Look through the material and copy each line holding "screenshot".

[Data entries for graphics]
--- start ---

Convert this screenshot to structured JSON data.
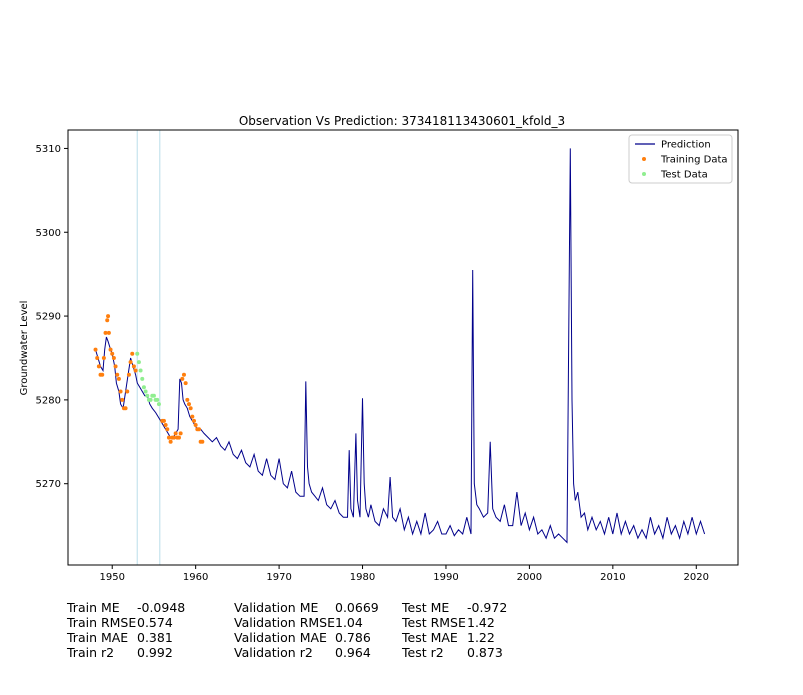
{
  "chart_data": {
    "type": "line",
    "title": "Observation Vs Prediction: 373418113430601_kfold_3",
    "xlabel": "",
    "ylabel": "Groundwater Level",
    "xlim": [
      1944.7,
      2025
    ],
    "ylim": [
      5260.3,
      5312.2
    ],
    "xticks": [
      1950,
      1960,
      1970,
      1980,
      1990,
      2000,
      2010,
      2020
    ],
    "yticks": [
      5270,
      5280,
      5290,
      5300,
      5310
    ],
    "grid": false,
    "legend_position": "top-right",
    "vlines": [
      1953.0,
      1955.7
    ],
    "series": [
      {
        "name": "Prediction",
        "kind": "line",
        "color": "#00008b",
        "x": [
          1948.0,
          1948.3,
          1948.6,
          1948.9,
          1949.1,
          1949.3,
          1949.5,
          1949.8,
          1950.0,
          1950.3,
          1950.5,
          1950.8,
          1951.0,
          1951.3,
          1951.6,
          1951.9,
          1952.2,
          1952.5,
          1952.8,
          1953.0,
          1953.3,
          1953.6,
          1953.9,
          1954.2,
          1954.5,
          1954.8,
          1955.2,
          1955.5,
          1955.8,
          1956.1,
          1956.4,
          1956.7,
          1957.0,
          1957.3,
          1957.6,
          1957.9,
          1958.1,
          1958.3,
          1958.5,
          1958.7,
          1959.0,
          1959.3,
          1959.6,
          1959.9,
          1960.2,
          1960.6,
          1961.0,
          1961.5,
          1962.0,
          1962.5,
          1963.0,
          1963.5,
          1964.0,
          1964.5,
          1965.0,
          1965.5,
          1966.0,
          1966.5,
          1967.0,
          1967.5,
          1968.0,
          1968.5,
          1969.0,
          1969.5,
          1970.0,
          1970.5,
          1971.0,
          1971.5,
          1972.0,
          1972.5,
          1973.0,
          1973.2,
          1973.4,
          1973.6,
          1973.9,
          1974.3,
          1974.7,
          1975.2,
          1975.7,
          1976.2,
          1976.7,
          1977.2,
          1977.7,
          1978.2,
          1978.4,
          1978.6,
          1978.9,
          1979.2,
          1979.4,
          1979.7,
          1980.0,
          1980.2,
          1980.4,
          1980.7,
          1981.0,
          1981.5,
          1982.0,
          1982.5,
          1983.0,
          1983.3,
          1983.6,
          1984.0,
          1984.5,
          1985.0,
          1985.5,
          1986.0,
          1986.5,
          1987.0,
          1987.5,
          1988.0,
          1988.5,
          1989.0,
          1989.5,
          1990.0,
          1990.5,
          1991.0,
          1991.5,
          1992.0,
          1992.5,
          1993.0,
          1993.2,
          1993.4,
          1993.7,
          1994.0,
          1994.5,
          1995.0,
          1995.3,
          1995.6,
          1996.0,
          1996.5,
          1997.0,
          1997.5,
          1998.0,
          1998.5,
          1999.0,
          1999.5,
          2000.0,
          2000.5,
          2001.0,
          2001.5,
          2002.0,
          2002.5,
          2003.0,
          2003.5,
          2004.0,
          2004.5,
          2004.9,
          2005.1,
          2005.3,
          2005.5,
          2005.8,
          2006.2,
          2006.6,
          2007.0,
          2007.5,
          2008.0,
          2008.5,
          2009.0,
          2009.5,
          2010.0,
          2010.5,
          2011.0,
          2011.5,
          2012.0,
          2012.5,
          2013.0,
          2013.5,
          2014.0,
          2014.5,
          2015.0,
          2015.5,
          2016.0,
          2016.5,
          2017.0,
          2017.5,
          2018.0,
          2018.5,
          2019.0,
          2019.5,
          2020.0,
          2020.5,
          2021.0
        ],
        "y": [
          5286,
          5285,
          5284,
          5283.5,
          5286,
          5287.5,
          5287,
          5286,
          5285.5,
          5284,
          5282,
          5281,
          5279.5,
          5279,
          5281,
          5283,
          5285,
          5284,
          5283,
          5282,
          5281.5,
          5281,
          5280.5,
          5280.5,
          5279.5,
          5279,
          5278.5,
          5278,
          5277.5,
          5277,
          5276.5,
          5276,
          5275.5,
          5275.5,
          5276,
          5276.5,
          5282.5,
          5282,
          5280,
          5279.5,
          5279,
          5278,
          5277.5,
          5277,
          5276.5,
          5276.5,
          5276,
          5275.5,
          5275,
          5275.5,
          5274.5,
          5274,
          5275,
          5273.5,
          5273,
          5274,
          5272.5,
          5272,
          5273.5,
          5271.5,
          5271,
          5273,
          5271,
          5270.5,
          5273,
          5270,
          5269.5,
          5271.5,
          5269,
          5268.5,
          5268.5,
          5282.2,
          5272,
          5270,
          5269,
          5268.5,
          5268,
          5269.5,
          5267.5,
          5267,
          5268,
          5266.5,
          5266,
          5266,
          5274,
          5267,
          5266,
          5276,
          5268,
          5266,
          5280.2,
          5270,
          5267,
          5266,
          5267.5,
          5265.5,
          5265,
          5267,
          5266,
          5270.8,
          5266,
          5265.5,
          5267,
          5264.5,
          5266,
          5264,
          5265.5,
          5264,
          5266.5,
          5264,
          5264.5,
          5265.5,
          5264,
          5264,
          5265,
          5263.8,
          5264.5,
          5264,
          5266,
          5264,
          5295.5,
          5270,
          5267.5,
          5267,
          5266,
          5266.5,
          5275,
          5267,
          5266,
          5265.5,
          5267.5,
          5265,
          5265,
          5269,
          5265,
          5266.5,
          5264.5,
          5266,
          5264,
          5264.5,
          5263.5,
          5265,
          5263.5,
          5264,
          5263.5,
          5263,
          5310,
          5280,
          5270,
          5268,
          5269,
          5266,
          5266.5,
          5264.5,
          5266,
          5264.5,
          5265.5,
          5264,
          5266,
          5264,
          5266.5,
          5264,
          5265.5,
          5264,
          5265,
          5263.5,
          5264.5,
          5263.5,
          5266,
          5264,
          5265,
          5263.5,
          5266,
          5264,
          5265,
          5263.5,
          5265.5,
          5264,
          5266,
          5264,
          5265.5,
          5264
        ]
      },
      {
        "name": "Training Data",
        "kind": "scatter",
        "color": "#ff7f0e",
        "x": [
          1948.0,
          1948.2,
          1948.4,
          1948.6,
          1948.8,
          1949.0,
          1949.2,
          1949.4,
          1949.5,
          1949.6,
          1949.8,
          1950.0,
          1950.2,
          1950.4,
          1950.6,
          1950.8,
          1951.0,
          1951.2,
          1951.4,
          1951.6,
          1951.8,
          1952.0,
          1952.2,
          1952.4,
          1952.6,
          1952.8,
          1956.0,
          1956.2,
          1956.4,
          1956.6,
          1956.8,
          1957.0,
          1957.2,
          1957.4,
          1957.6,
          1957.8,
          1958.0,
          1958.2,
          1958.4,
          1958.6,
          1958.8,
          1959.0,
          1959.2,
          1959.4,
          1959.6,
          1959.8,
          1960.0,
          1960.2,
          1960.4,
          1960.6,
          1960.8
        ],
        "y": [
          5286,
          5285,
          5284,
          5283,
          5283,
          5285,
          5288,
          5289.5,
          5290,
          5288,
          5286,
          5285.5,
          5285,
          5284,
          5283,
          5282.5,
          5281,
          5280,
          5279,
          5279,
          5281,
          5283,
          5284.5,
          5285.5,
          5284,
          5283.5,
          5277.5,
          5277.5,
          5277,
          5276.5,
          5275.5,
          5275,
          5275.5,
          5275.5,
          5276,
          5275.5,
          5275.5,
          5276,
          5282.5,
          5283,
          5282,
          5280,
          5279.5,
          5279,
          5278,
          5277.5,
          5277,
          5276.5,
          5276.5,
          5275,
          5275
        ]
      },
      {
        "name": "Test Data",
        "kind": "scatter",
        "color": "#90ee90",
        "x": [
          1953.0,
          1953.2,
          1953.4,
          1953.6,
          1953.8,
          1954.0,
          1954.2,
          1954.4,
          1954.6,
          1954.8,
          1955.0,
          1955.2,
          1955.4,
          1955.6
        ],
        "y": [
          5285.5,
          5284.5,
          5283.5,
          5282.5,
          5281.5,
          5281,
          5280.5,
          5280,
          5280,
          5280.5,
          5280.5,
          5280,
          5280,
          5279.5
        ]
      }
    ]
  },
  "metrics": {
    "train": [
      {
        "name": "Train ME",
        "value": "-0.0948"
      },
      {
        "name": "Train RMSE",
        "value": "0.574"
      },
      {
        "name": "Train MAE",
        "value": "0.381"
      },
      {
        "name": "Train r2",
        "value": "0.992"
      }
    ],
    "validation": [
      {
        "name": "Validation ME",
        "value": "0.0669"
      },
      {
        "name": "Validation RMSE",
        "value": "1.04"
      },
      {
        "name": "Validation MAE",
        "value": "0.786"
      },
      {
        "name": "Validation r2",
        "value": "0.964"
      }
    ],
    "test": [
      {
        "name": "Test ME",
        "value": "-0.972"
      },
      {
        "name": "Test RMSE",
        "value": "1.42"
      },
      {
        "name": "Test MAE",
        "value": "1.22"
      },
      {
        "name": "Test r2",
        "value": "0.873"
      }
    ]
  }
}
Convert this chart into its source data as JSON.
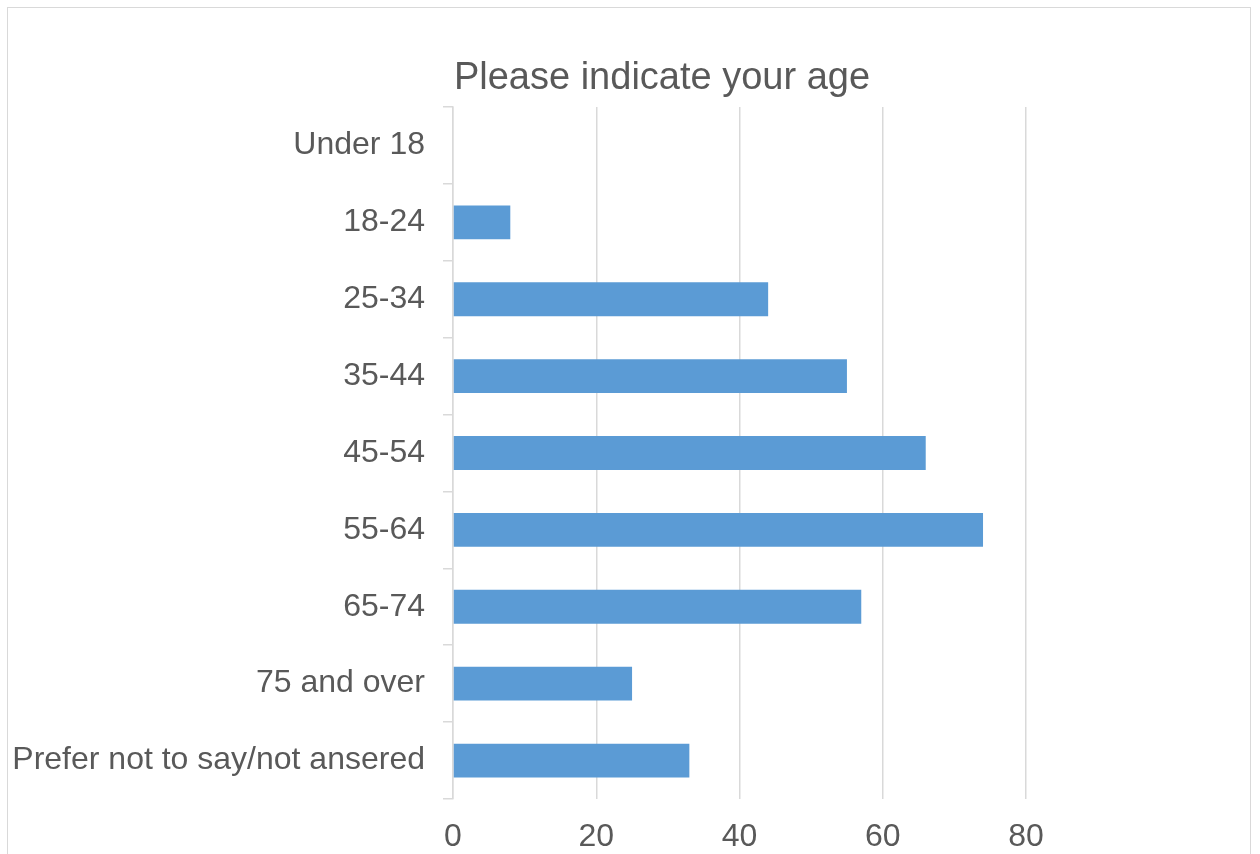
{
  "chart_data": {
    "type": "bar",
    "orientation": "horizontal",
    "title": "Please indicate your age",
    "categories": [
      "Under 18",
      "18-24",
      "25-34",
      "35-44",
      "45-54",
      "55-64",
      "65-74",
      "75 and over",
      "Prefer not to say/not ansered"
    ],
    "values": [
      0,
      8,
      44,
      55,
      66,
      74,
      57,
      25,
      33
    ],
    "color": "#5b9bd5",
    "xlim": [
      0,
      80
    ],
    "xticks": [
      0,
      20,
      40,
      60,
      80
    ],
    "grid": "x"
  }
}
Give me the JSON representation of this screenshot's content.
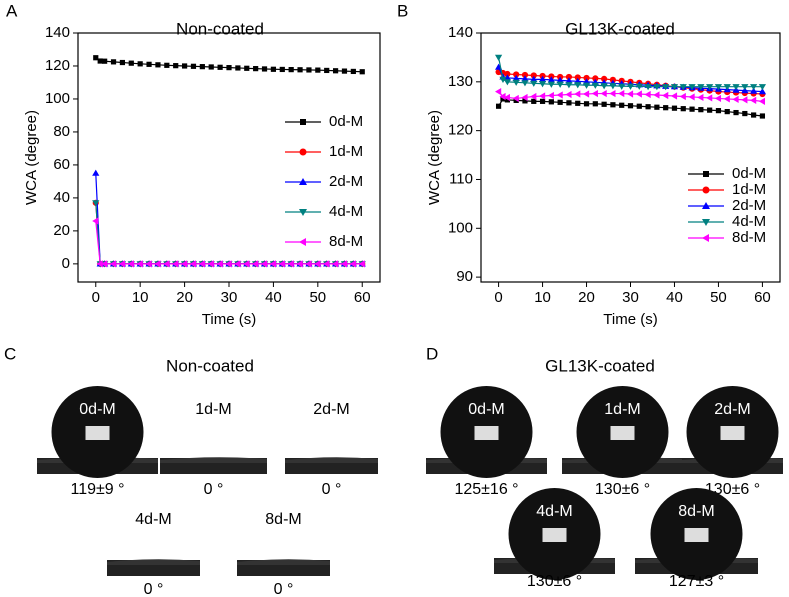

--- end ---

EXERCISE RESPONSE:
Convert this screenshot to structured JSON data.
Give me the JSON representation of this screenshot's content.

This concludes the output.